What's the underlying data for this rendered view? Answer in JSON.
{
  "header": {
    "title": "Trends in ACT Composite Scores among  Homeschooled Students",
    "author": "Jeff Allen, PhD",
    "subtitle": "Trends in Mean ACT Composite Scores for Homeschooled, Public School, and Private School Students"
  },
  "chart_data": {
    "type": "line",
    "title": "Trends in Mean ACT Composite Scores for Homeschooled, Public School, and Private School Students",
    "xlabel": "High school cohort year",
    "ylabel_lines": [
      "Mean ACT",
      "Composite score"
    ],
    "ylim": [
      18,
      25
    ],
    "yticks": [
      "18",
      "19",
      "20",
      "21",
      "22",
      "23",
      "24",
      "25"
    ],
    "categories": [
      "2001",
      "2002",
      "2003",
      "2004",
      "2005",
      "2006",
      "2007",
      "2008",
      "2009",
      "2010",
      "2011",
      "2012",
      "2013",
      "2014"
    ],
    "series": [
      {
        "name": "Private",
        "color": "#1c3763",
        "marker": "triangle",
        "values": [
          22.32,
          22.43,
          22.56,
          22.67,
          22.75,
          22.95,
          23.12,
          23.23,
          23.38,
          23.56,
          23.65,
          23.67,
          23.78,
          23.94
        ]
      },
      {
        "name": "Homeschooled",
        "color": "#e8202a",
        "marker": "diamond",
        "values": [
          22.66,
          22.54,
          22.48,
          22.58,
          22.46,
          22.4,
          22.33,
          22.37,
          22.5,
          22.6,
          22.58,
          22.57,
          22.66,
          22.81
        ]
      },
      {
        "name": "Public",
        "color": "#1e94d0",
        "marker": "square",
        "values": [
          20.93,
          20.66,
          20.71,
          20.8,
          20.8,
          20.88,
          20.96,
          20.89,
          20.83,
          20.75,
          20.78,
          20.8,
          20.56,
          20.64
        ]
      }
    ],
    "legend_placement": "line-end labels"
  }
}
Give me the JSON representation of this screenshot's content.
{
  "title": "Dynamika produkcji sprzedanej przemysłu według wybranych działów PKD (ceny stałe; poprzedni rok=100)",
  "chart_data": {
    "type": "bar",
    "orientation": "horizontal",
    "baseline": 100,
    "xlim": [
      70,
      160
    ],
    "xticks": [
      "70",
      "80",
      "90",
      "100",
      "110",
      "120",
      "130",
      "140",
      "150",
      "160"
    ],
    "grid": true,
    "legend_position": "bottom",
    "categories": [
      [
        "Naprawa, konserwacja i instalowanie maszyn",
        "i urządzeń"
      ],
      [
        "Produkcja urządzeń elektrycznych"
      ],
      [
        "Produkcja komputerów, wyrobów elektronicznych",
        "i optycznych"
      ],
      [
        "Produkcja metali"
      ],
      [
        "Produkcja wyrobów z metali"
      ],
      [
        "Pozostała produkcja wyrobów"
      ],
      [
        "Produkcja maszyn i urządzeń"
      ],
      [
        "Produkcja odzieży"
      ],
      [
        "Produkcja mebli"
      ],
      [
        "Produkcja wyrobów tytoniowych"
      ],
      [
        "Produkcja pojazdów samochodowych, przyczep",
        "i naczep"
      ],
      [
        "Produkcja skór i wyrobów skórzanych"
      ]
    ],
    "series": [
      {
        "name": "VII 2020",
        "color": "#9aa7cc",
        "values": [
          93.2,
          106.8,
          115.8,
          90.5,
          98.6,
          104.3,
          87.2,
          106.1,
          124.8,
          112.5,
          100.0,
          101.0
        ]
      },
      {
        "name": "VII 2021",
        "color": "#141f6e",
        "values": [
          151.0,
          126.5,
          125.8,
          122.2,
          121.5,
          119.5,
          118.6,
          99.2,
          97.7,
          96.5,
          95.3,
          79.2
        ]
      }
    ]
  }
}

- Work to do -
From the data, list each line in which the string "Scores" appears.

- Answer to this task -
    "title": "Trends in ACT Composite Scores among  Homeschooled Students",
    "subtitle": "Trends in Mean ACT Composite Scores for Homeschooled, Public School, and Private School Students"
    "title": "Trends in Mean ACT Composite Scores for Homeschooled, Public School, and Private School Students",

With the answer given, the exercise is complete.